◆ **INPUT**:
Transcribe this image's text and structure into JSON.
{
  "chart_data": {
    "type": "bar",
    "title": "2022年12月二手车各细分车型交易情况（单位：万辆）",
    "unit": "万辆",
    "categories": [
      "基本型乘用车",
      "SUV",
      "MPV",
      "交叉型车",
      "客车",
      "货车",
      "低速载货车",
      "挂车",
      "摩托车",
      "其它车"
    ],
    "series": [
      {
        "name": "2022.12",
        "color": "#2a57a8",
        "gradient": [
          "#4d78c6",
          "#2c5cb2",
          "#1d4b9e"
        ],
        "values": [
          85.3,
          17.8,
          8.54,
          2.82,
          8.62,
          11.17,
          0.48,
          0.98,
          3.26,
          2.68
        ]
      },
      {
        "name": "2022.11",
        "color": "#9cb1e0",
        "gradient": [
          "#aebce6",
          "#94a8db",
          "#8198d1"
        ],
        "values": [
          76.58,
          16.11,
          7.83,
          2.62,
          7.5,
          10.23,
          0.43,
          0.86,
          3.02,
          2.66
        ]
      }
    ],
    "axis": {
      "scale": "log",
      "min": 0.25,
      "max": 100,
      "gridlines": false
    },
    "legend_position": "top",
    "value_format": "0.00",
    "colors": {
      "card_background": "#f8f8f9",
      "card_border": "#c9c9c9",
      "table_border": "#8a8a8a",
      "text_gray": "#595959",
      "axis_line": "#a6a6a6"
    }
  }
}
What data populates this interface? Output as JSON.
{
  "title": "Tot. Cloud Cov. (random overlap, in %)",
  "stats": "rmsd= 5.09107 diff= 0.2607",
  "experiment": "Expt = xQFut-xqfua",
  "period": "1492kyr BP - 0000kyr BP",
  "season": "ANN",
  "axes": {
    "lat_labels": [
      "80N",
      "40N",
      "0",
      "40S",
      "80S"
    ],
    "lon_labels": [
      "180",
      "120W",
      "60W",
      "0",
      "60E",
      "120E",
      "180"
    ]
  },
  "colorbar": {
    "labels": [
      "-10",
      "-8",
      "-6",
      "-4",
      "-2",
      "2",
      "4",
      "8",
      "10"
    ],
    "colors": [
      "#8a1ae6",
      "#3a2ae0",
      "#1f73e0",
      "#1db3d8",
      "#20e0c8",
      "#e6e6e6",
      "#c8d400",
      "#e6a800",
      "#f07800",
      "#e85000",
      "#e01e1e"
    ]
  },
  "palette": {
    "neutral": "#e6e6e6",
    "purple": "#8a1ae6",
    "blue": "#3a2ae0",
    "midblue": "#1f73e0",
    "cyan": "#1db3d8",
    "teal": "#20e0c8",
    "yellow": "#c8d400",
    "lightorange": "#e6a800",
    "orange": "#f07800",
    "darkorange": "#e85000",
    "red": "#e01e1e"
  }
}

◆ **AIM**: Return the full listing, character for character.

◆ **FINAL RESULT**:
Transcribe this image's text and structure into JSON.
{
  "chart_data": {
    "type": "bar",
    "title": "2022年12月二手车各细分车型交易情况（单位：万辆）",
    "unit": "万辆",
    "categories": [
      "基本型乘用车",
      "SUV",
      "MPV",
      "交叉型车",
      "客车",
      "货车",
      "低速载货车",
      "挂车",
      "摩托车",
      "其它车"
    ],
    "series": [
      {
        "name": "2022.12",
        "color": "#2a57a8",
        "gradient": [
          "#4d78c6",
          "#2c5cb2",
          "#1d4b9e"
        ],
        "values": [
          85.3,
          17.8,
          8.54,
          2.82,
          8.62,
          11.17,
          0.48,
          0.98,
          3.26,
          2.68
        ]
      },
      {
        "name": "2022.11",
        "color": "#9cb1e0",
        "gradient": [
          "#aebce6",
          "#94a8db",
          "#8198d1"
        ],
        "values": [
          76.58,
          16.11,
          7.83,
          2.62,
          7.5,
          10.23,
          0.43,
          0.86,
          3.02,
          2.66
        ]
      }
    ],
    "axis": {
      "scale": "log",
      "min": 0.25,
      "max": 100,
      "gridlines": false
    },
    "legend_position": "top",
    "value_format": "0.00",
    "colors": {
      "card_background": "#f8f8f9",
      "card_border": "#c9c9c9",
      "table_border": "#8a8a8a",
      "text_gray": "#595959",
      "axis_line": "#a6a6a6"
    }
  }
}
What data populates this interface? Output as JSON.
{
  "title": "Tot. Cloud Cov. (random overlap, in %)",
  "stats": "rmsd= 5.09107 diff= 0.2607",
  "experiment": "Expt = xQFut-xqfua",
  "period": "1492kyr BP - 0000kyr BP",
  "season": "ANN",
  "axes": {
    "lat_labels": [
      "80N",
      "40N",
      "0",
      "40S",
      "80S"
    ],
    "lon_labels": [
      "180",
      "120W",
      "60W",
      "0",
      "60E",
      "120E",
      "180"
    ]
  },
  "colorbar": {
    "labels": [
      "-10",
      "-8",
      "-6",
      "-4",
      "-2",
      "2",
      "4",
      "8",
      "10"
    ],
    "colors": [
      "#8a1ae6",
      "#3a2ae0",
      "#1f73e0",
      "#1db3d8",
      "#20e0c8",
      "#e6e6e6",
      "#c8d400",
      "#e6a800",
      "#f07800",
      "#e85000",
      "#e01e1e"
    ]
  },
  "palette": {
    "neutral": "#e6e6e6",
    "purple": "#8a1ae6",
    "blue": "#3a2ae0",
    "midblue": "#1f73e0",
    "cyan": "#1db3d8",
    "teal": "#20e0c8",
    "yellow": "#c8d400",
    "lightorange": "#e6a800",
    "orange": "#f07800",
    "darkorange": "#e85000",
    "red": "#e01e1e"
  }
}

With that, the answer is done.